## SET PROBLEM
Determine the number of lines that have the string "name" in them, and give only that number.

## Figure contents as structured data
● ● ●

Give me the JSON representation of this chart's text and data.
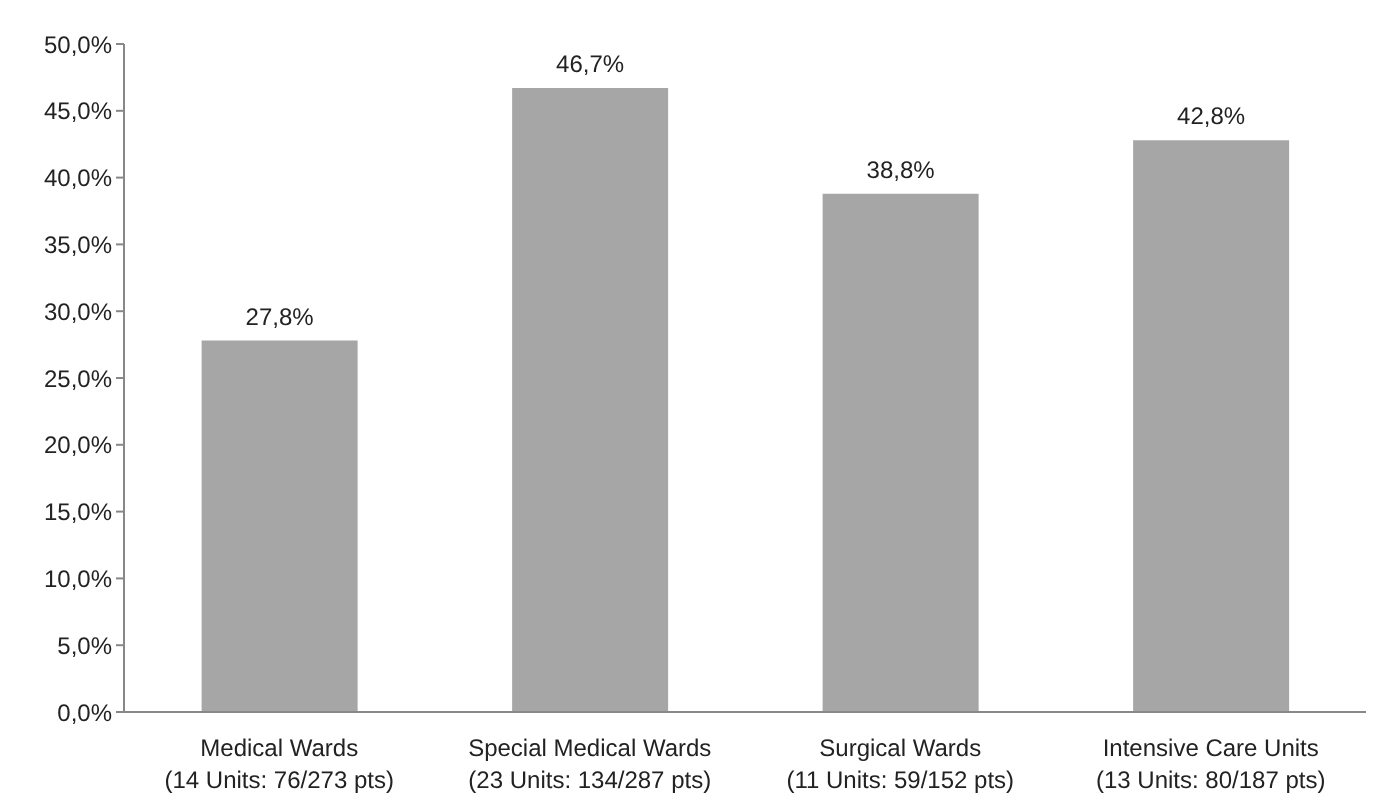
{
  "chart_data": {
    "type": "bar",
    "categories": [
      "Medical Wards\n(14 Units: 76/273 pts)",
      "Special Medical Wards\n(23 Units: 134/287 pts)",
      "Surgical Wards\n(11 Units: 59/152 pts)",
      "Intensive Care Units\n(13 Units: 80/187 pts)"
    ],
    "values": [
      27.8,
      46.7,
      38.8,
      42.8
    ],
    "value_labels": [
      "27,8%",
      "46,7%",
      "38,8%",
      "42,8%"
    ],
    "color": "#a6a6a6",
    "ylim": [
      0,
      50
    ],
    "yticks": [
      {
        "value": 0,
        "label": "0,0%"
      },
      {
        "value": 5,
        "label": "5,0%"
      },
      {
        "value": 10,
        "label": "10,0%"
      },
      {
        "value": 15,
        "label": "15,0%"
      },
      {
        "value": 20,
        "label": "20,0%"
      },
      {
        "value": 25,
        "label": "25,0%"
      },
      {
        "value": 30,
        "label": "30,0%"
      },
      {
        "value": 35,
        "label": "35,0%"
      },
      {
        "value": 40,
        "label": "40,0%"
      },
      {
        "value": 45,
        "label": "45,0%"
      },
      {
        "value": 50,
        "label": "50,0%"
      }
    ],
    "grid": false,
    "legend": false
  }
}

● ● ●

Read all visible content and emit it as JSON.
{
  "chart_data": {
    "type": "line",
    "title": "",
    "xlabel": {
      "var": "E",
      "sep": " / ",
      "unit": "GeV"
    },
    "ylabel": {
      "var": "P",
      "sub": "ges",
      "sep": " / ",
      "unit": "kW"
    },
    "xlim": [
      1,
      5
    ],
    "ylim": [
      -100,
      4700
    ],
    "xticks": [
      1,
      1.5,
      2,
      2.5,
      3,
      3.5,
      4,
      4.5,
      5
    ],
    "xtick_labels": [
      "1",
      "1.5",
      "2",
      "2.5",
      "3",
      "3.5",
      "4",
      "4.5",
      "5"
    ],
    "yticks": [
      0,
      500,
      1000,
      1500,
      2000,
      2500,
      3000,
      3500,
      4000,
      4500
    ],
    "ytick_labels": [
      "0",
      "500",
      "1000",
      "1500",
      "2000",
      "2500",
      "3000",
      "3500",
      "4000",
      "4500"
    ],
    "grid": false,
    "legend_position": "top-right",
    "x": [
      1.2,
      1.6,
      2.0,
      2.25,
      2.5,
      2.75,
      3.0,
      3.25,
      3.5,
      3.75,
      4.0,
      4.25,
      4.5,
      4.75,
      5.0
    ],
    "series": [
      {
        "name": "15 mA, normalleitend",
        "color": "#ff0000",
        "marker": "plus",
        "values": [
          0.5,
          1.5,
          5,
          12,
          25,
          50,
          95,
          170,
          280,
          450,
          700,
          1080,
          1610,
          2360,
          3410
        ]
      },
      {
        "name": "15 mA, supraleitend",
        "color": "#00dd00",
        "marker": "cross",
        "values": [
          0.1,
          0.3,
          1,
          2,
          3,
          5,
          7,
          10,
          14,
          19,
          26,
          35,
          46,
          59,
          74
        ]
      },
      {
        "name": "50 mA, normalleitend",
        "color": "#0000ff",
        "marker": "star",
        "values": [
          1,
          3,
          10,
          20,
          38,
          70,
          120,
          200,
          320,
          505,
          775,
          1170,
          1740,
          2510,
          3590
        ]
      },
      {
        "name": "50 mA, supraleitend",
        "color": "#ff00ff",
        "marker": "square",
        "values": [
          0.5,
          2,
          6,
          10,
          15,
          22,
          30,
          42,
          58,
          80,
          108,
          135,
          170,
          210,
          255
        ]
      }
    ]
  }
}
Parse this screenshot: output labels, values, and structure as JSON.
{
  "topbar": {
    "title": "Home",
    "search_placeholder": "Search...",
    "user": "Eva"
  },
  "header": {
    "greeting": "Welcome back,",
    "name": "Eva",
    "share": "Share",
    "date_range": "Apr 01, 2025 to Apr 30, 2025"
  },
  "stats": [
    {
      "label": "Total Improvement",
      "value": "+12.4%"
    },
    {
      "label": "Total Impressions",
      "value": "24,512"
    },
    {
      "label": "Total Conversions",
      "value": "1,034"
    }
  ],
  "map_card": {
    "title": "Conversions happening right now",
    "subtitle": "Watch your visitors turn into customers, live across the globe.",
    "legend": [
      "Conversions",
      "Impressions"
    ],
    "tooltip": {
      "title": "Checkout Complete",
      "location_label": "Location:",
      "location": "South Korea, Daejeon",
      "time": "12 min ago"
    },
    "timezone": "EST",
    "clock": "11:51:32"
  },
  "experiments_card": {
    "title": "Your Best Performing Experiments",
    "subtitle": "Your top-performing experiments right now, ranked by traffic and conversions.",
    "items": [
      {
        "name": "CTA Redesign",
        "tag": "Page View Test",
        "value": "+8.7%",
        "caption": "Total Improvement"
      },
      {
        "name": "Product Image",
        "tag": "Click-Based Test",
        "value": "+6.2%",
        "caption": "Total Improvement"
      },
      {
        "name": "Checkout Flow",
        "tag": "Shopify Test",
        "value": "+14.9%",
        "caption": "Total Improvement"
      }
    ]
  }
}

● ● ●

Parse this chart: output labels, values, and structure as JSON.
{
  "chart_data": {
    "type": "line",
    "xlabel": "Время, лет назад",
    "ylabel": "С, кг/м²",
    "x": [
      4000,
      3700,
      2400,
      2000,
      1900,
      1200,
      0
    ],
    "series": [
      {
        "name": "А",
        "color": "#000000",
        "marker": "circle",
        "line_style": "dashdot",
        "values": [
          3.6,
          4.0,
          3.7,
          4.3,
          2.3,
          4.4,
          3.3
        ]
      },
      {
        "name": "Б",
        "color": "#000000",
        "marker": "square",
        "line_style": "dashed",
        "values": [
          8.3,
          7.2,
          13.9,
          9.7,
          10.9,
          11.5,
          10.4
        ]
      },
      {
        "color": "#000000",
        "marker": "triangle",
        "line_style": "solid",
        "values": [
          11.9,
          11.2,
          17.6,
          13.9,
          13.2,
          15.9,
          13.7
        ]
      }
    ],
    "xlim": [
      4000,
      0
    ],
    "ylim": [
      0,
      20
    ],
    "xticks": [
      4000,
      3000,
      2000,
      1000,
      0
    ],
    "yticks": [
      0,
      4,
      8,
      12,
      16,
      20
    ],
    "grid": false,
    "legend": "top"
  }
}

● ● ●

## REPLY
10